(REQUIRED TASK): Lines containing the word "quality" are to be located and copied.

(DATASET CONTENT):
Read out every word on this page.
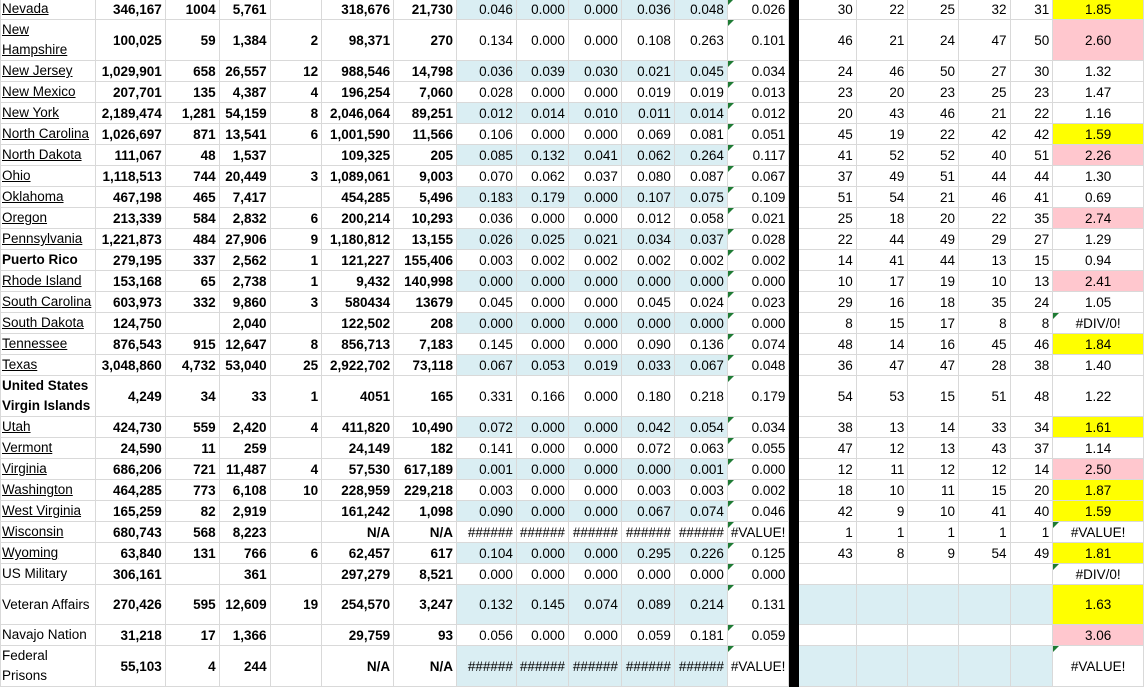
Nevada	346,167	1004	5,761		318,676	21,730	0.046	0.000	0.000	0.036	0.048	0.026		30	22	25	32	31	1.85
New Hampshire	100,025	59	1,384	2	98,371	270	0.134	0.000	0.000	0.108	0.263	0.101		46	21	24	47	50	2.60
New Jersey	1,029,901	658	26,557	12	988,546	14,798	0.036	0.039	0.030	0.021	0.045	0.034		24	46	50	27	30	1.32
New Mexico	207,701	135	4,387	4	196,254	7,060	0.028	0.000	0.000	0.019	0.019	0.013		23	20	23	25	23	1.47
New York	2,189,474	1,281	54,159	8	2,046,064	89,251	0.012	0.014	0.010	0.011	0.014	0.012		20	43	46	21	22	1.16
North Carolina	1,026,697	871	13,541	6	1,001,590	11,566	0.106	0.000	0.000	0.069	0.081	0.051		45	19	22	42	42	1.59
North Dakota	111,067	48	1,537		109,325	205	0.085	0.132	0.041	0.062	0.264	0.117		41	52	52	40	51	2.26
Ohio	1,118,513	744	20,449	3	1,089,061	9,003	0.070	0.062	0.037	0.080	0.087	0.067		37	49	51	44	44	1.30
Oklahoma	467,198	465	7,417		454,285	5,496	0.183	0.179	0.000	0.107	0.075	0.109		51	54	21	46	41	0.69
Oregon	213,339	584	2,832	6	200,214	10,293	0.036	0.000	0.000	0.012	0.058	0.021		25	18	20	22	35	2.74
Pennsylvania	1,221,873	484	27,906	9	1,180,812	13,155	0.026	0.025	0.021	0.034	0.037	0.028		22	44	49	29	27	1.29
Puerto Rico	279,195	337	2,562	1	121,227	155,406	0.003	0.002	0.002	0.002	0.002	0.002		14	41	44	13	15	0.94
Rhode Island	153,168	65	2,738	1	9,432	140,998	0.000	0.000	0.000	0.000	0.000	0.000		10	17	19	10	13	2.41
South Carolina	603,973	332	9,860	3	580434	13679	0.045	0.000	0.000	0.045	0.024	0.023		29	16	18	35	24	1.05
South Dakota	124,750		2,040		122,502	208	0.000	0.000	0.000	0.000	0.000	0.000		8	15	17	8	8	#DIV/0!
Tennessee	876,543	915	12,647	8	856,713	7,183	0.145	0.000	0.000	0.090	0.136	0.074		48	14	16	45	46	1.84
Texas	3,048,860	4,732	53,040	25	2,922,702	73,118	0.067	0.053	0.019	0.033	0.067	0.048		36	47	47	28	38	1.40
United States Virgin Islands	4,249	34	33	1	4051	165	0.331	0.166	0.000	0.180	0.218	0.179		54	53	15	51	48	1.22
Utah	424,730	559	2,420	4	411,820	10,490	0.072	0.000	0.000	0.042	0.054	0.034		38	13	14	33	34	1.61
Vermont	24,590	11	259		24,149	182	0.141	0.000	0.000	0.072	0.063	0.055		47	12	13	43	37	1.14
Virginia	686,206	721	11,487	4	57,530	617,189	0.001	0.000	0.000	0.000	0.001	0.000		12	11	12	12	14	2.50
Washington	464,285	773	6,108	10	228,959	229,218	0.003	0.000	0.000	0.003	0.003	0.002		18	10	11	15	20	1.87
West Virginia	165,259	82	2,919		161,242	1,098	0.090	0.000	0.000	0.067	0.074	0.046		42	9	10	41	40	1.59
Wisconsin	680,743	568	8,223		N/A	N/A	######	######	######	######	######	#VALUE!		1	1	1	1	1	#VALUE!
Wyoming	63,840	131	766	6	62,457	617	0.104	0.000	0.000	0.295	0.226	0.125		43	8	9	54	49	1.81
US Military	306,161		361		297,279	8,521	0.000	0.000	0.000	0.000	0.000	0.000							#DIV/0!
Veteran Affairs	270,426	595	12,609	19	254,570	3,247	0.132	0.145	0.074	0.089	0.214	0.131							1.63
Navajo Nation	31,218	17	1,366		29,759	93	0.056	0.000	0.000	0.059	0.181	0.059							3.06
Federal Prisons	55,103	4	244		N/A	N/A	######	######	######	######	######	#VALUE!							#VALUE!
--
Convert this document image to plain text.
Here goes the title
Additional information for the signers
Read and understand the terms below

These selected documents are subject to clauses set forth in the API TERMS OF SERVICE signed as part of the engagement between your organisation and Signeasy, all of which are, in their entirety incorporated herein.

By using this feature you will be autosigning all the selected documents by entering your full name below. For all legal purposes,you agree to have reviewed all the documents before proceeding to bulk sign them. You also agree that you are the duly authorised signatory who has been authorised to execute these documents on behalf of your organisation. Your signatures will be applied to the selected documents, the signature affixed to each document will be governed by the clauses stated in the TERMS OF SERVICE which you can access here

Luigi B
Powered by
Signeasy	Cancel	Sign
...
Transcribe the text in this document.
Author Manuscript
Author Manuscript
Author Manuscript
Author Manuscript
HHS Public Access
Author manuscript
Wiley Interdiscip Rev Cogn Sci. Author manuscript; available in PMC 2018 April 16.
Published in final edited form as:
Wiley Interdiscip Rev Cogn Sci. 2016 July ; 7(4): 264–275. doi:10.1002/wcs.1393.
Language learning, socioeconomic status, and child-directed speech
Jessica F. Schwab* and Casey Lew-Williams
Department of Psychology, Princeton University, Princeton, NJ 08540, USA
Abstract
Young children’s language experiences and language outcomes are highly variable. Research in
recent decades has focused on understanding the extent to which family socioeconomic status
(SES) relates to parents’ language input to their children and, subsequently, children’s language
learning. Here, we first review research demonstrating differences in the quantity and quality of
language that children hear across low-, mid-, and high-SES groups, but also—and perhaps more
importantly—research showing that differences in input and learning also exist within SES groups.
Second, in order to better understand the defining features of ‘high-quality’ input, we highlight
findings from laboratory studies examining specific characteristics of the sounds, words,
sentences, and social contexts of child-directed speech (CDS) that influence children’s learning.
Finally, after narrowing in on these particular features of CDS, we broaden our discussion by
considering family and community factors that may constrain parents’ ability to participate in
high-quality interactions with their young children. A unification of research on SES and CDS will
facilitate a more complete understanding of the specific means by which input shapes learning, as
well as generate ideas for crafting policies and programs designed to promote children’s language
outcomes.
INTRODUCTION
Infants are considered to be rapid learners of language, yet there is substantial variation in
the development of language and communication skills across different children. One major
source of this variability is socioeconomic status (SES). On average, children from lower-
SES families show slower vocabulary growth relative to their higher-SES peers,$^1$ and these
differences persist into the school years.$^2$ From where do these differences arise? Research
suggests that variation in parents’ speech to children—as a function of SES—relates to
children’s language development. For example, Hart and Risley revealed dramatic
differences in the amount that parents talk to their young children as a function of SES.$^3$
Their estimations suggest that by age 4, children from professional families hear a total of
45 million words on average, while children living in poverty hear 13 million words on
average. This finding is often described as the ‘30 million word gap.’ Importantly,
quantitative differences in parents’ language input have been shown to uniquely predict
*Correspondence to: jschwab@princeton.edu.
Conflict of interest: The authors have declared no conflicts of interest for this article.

(RESULT FOR THIS EXERCISE):
learning. Here, we first review research demonstrating differences in the quantity and quality of
Second, in order to better understand the defining features of ‘high-quality’ input, we highlight
high-quality interactions with their young children. A unification of research on SES and CDS will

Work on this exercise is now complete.